* INFORMATION GIVEN

════════════════════

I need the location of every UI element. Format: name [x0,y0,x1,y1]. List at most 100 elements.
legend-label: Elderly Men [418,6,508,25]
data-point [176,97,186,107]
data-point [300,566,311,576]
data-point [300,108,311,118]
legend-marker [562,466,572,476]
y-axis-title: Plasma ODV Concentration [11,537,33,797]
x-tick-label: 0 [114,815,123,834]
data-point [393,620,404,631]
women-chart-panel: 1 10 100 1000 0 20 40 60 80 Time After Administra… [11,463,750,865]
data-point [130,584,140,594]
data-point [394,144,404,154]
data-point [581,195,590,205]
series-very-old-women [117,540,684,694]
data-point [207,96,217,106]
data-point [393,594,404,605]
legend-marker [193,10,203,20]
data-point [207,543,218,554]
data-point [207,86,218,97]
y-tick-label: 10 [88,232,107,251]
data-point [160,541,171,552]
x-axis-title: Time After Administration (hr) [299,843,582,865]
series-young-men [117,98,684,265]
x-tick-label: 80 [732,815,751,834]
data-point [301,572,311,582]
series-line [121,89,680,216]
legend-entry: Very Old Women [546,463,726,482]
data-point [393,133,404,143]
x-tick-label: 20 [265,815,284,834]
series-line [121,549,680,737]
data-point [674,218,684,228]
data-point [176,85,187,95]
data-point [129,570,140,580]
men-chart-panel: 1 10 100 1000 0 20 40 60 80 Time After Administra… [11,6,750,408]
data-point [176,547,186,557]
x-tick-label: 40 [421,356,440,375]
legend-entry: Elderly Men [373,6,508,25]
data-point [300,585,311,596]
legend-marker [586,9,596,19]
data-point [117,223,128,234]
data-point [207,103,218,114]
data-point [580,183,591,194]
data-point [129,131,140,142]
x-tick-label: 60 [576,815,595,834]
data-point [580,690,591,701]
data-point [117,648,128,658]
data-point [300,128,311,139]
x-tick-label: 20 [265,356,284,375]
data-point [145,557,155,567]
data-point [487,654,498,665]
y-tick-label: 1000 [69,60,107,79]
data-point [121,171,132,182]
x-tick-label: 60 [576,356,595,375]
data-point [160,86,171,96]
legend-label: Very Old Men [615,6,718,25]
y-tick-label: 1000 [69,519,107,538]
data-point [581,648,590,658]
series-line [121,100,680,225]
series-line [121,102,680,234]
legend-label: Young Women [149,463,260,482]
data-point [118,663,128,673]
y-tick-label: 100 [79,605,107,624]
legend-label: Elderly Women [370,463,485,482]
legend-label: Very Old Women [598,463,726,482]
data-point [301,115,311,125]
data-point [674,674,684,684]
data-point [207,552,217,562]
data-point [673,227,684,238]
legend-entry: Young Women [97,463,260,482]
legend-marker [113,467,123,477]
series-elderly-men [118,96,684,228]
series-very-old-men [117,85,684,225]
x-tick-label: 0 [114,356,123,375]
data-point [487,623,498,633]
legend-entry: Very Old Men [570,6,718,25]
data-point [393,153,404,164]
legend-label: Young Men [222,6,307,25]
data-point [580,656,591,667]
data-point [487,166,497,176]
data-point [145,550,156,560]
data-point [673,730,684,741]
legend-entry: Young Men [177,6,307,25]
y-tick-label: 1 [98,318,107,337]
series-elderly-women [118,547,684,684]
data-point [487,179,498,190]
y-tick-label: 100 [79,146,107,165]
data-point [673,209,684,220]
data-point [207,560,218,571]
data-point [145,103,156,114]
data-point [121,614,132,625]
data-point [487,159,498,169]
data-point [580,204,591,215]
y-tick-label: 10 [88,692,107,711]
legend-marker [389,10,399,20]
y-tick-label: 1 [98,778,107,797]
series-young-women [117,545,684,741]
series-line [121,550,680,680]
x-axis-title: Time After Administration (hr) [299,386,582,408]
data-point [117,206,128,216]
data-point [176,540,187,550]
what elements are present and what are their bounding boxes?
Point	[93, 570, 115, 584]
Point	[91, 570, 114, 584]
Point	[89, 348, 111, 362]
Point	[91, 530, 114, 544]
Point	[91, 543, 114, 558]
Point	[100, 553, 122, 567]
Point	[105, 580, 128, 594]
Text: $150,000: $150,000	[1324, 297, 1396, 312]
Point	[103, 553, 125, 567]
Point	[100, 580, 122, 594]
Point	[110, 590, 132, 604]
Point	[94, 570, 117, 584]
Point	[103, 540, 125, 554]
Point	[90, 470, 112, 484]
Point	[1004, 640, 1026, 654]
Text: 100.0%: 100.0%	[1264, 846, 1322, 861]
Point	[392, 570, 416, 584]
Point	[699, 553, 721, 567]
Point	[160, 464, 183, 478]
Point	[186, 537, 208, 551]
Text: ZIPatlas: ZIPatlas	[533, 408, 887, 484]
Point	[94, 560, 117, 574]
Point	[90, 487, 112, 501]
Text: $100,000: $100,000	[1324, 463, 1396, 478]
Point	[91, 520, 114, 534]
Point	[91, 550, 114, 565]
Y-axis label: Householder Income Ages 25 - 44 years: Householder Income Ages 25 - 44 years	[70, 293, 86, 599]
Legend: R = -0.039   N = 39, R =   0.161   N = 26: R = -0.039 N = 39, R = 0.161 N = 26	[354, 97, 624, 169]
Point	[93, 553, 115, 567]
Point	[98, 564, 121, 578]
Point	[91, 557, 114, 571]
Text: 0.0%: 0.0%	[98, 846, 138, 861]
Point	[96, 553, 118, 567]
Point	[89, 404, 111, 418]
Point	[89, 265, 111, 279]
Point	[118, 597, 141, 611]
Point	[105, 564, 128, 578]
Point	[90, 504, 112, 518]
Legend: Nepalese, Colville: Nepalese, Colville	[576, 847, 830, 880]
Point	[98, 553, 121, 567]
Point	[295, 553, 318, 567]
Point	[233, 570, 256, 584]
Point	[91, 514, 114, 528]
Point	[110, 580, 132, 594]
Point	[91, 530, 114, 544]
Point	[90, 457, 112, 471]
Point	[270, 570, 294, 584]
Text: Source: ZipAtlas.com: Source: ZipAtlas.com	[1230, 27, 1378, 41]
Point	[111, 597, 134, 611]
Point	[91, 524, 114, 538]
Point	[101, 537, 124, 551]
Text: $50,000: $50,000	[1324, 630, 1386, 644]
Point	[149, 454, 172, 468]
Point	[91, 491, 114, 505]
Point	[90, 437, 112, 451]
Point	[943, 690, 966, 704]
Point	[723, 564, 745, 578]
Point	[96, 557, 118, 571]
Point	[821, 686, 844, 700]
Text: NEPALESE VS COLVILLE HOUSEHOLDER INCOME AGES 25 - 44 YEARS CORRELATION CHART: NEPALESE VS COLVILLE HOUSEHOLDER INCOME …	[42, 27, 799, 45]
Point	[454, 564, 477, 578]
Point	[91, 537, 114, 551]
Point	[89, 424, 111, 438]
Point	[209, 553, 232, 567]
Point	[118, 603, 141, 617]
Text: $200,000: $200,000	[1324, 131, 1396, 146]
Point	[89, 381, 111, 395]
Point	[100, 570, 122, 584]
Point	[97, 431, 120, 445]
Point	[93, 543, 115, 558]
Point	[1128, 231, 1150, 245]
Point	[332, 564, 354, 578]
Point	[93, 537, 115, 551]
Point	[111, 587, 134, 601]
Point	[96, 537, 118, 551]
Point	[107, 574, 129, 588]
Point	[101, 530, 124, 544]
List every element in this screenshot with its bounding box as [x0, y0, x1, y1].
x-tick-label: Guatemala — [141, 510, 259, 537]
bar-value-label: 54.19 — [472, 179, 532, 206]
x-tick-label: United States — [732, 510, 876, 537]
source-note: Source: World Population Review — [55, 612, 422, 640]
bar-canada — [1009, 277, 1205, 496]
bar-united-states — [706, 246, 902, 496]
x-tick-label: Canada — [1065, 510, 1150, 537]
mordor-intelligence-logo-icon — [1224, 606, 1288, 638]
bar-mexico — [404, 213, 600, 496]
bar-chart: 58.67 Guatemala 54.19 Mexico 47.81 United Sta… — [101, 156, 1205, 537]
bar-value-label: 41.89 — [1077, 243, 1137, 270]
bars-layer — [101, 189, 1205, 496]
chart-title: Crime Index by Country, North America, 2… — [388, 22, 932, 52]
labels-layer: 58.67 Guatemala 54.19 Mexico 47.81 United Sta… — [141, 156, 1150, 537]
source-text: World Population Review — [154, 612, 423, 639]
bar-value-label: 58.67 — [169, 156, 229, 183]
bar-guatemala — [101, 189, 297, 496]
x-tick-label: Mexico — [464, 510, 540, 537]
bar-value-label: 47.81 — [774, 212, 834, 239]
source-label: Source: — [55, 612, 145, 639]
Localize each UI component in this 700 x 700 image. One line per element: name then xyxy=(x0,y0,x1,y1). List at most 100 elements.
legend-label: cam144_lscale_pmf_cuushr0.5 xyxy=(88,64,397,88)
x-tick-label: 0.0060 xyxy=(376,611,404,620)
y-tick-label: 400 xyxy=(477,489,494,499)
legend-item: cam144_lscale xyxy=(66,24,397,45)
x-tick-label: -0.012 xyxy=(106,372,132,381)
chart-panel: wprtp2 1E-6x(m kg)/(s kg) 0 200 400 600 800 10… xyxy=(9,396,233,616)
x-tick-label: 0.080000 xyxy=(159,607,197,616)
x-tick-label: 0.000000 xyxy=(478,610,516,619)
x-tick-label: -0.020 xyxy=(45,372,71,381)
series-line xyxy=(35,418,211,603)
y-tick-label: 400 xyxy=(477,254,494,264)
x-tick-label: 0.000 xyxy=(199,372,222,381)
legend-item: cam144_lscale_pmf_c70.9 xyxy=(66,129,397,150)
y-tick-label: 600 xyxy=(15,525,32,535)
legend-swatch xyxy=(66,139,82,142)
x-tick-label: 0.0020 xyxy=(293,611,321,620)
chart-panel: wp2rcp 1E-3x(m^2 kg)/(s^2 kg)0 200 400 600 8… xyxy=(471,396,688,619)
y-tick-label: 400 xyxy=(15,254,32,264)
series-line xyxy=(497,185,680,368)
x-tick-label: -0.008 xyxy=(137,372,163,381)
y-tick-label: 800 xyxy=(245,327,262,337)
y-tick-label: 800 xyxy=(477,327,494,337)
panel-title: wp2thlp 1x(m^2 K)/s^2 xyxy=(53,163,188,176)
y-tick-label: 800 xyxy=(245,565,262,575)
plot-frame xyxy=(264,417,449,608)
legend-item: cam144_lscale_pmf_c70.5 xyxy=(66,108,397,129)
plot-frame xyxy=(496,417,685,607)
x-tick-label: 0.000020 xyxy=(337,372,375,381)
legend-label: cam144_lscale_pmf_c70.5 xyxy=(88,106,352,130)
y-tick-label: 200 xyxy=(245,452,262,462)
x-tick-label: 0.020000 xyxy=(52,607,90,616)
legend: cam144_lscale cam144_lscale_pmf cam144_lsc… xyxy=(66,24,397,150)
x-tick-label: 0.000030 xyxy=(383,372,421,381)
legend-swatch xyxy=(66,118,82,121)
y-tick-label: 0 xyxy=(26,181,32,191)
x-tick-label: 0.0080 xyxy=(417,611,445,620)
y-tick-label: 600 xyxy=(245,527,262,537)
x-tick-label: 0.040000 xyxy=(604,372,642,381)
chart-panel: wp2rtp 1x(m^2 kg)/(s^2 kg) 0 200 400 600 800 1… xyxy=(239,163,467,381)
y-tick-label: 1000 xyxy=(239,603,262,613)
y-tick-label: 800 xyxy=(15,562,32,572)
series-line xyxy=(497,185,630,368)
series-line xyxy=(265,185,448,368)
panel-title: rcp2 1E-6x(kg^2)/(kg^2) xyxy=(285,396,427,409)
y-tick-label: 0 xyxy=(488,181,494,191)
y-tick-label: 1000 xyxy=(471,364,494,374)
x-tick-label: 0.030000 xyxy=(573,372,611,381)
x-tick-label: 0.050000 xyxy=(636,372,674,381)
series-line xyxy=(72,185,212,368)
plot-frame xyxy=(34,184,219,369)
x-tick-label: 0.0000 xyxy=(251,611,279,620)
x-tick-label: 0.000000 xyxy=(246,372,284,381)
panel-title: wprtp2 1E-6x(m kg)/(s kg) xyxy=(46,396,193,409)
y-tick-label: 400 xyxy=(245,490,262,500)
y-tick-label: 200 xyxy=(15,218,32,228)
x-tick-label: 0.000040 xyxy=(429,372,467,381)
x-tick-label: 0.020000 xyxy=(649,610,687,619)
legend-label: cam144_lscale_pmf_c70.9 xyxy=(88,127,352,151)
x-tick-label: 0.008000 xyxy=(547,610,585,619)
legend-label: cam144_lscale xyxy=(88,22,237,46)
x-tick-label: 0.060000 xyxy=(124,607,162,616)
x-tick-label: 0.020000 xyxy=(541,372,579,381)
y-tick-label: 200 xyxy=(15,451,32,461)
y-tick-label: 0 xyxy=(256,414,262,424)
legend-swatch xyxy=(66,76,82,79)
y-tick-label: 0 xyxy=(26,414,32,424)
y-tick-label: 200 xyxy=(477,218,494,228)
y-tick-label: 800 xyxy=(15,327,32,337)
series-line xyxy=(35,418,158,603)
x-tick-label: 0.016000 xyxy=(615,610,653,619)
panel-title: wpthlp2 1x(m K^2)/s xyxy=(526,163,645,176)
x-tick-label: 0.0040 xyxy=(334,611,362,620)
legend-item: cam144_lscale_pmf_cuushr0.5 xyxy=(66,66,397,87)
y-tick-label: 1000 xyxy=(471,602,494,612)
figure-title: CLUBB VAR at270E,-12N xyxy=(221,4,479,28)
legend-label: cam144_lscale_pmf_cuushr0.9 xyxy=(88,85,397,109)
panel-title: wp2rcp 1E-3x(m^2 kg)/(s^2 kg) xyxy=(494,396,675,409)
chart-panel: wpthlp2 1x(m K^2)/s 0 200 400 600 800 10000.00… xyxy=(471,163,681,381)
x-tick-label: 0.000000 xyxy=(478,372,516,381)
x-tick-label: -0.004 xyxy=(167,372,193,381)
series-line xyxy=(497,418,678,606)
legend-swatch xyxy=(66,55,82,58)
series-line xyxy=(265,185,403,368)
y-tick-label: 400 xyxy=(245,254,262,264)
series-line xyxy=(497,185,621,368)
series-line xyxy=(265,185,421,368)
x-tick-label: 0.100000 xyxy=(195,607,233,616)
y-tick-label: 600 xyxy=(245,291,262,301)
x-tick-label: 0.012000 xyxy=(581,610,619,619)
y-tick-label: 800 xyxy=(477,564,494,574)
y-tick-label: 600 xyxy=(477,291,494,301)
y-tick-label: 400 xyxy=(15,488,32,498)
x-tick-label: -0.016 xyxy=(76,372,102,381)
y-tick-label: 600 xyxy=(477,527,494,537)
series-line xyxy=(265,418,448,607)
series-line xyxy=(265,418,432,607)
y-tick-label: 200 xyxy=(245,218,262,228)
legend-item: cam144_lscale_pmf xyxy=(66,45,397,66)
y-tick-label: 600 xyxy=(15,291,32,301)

════════════════════

* REQUIRED TASK
Count the lines of the records that contain the string "bounding", with case taken into account. Give only the number.

* RESULT FOR THIS TASK
2